[Source records]
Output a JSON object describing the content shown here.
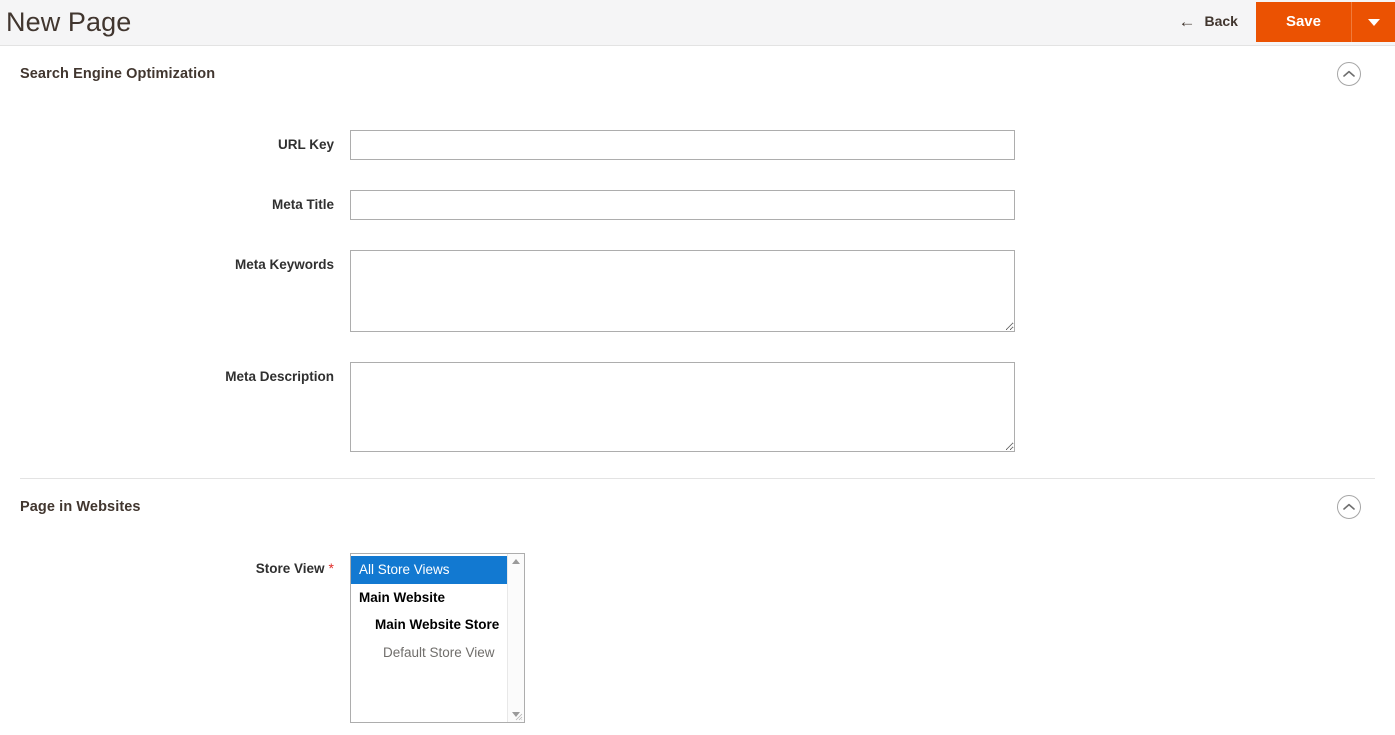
{
  "header": {
    "title": "New Page",
    "back_label": "Back",
    "back_icon": "arrow-left-icon",
    "save_label": "Save",
    "save_dropdown_icon": "caret-down-icon",
    "accent_color": "#eb5202",
    "background_color": "#f5f5f6"
  },
  "sections": [
    {
      "title": "Search Engine Optimization",
      "collapse_icon": "chevron-up-circle-icon",
      "expanded": true
    },
    {
      "title": "Page in Websites",
      "collapse_icon": "chevron-up-circle-icon",
      "expanded": true
    }
  ],
  "seo_fields": {
    "url_key": {
      "label": "URL Key",
      "value": "",
      "placeholder": "",
      "type": "text",
      "required": false
    },
    "meta_title": {
      "label": "Meta Title",
      "value": "",
      "placeholder": "",
      "type": "text",
      "required": false
    },
    "meta_keywords": {
      "label": "Meta Keywords",
      "value": "",
      "placeholder": "",
      "type": "textarea",
      "required": false
    },
    "meta_description": {
      "label": "Meta Description",
      "value": "",
      "placeholder": "",
      "type": "textarea",
      "required": false
    }
  },
  "websites_fields": {
    "store_view": {
      "label": "Store View",
      "required": true,
      "required_marker": "*",
      "required_color": "#e02b27",
      "selection_color": "#1279d1",
      "options": [
        {
          "label": "All Store Views",
          "level": "all",
          "selected": true
        },
        {
          "label": "Main Website",
          "level": "website",
          "selected": false
        },
        {
          "label": "Main Website Store",
          "level": "group",
          "selected": false
        },
        {
          "label": "Default Store View",
          "level": "view",
          "selected": false
        }
      ]
    }
  }
}
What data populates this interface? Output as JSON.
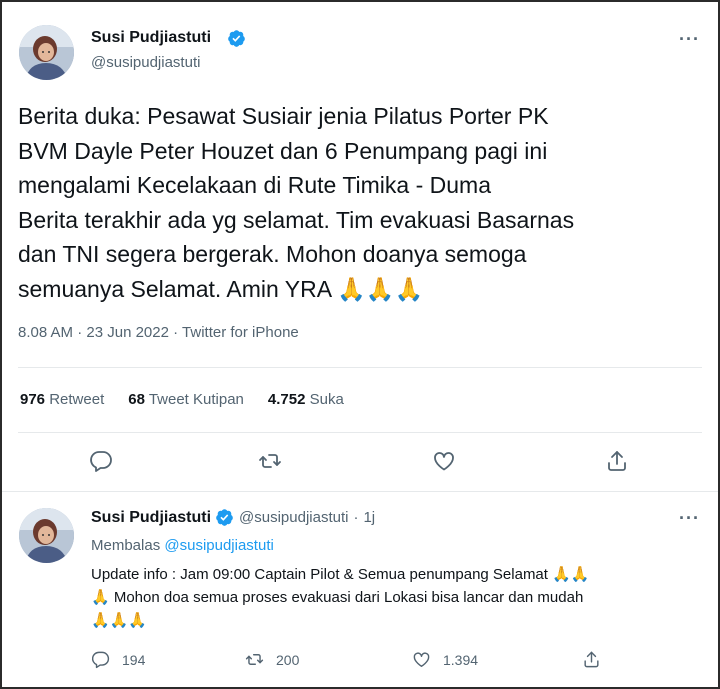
{
  "tweet": {
    "author_name": "Susi Pudjiastuti",
    "author_handle": "@susipudjiastuti",
    "text": "Berita duka: Pesawat Susiair jenia Pilatus Porter PK\nBVM Dayle Peter Houzet dan 6 Penumpang pagi ini\nmengalami Kecelakaan di Rute Timika - Duma\nBerita terakhir ada yg selamat. Tim evakuasi  Basarnas\ndan TNI segera bergerak. Mohon doanya semoga\nsemuanya Selamat. Amin YRA 🙏🙏🙏",
    "time": "8.08 AM",
    "date": "23 Jun 2022",
    "source": "Twitter for iPhone",
    "separator": "·",
    "more_label": "···",
    "stats": {
      "retweets_count": "976",
      "retweets_label": "Retweet",
      "quotes_count": "68",
      "quotes_label": "Tweet Kutipan",
      "likes_count": "4.752",
      "likes_label": "Suka"
    },
    "actions": [
      "reply-icon",
      "retweet-icon",
      "like-icon",
      "share-icon"
    ]
  },
  "reply": {
    "author_name": "Susi Pudjiastuti",
    "author_handle": "@susipudjiastuti",
    "age": "1j",
    "separator": "·",
    "more_label": "···",
    "replying_prefix": "Membalas",
    "replying_to": "@susipudjiastuti",
    "text": "Update info : Jam 09:00 Captain Pilot & Semua penumpang Selamat 🙏🙏\n🙏 Mohon doa semua proses evakuasi dari Lokasi bisa lancar dan mudah\n🙏🙏🙏",
    "replies": "194",
    "retweets": "200",
    "likes": "1.394"
  },
  "colors": {
    "accent": "#1d9bf0",
    "secondary_text": "#536471",
    "primary_text": "#0f1419",
    "divider": "#e6e9eb"
  }
}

*What is expected*
For each line of the entries that includes "JSON", show that line.

*Task output*
Output a JSON object describing the content shown here.
What data populates this interface? Output as JSON.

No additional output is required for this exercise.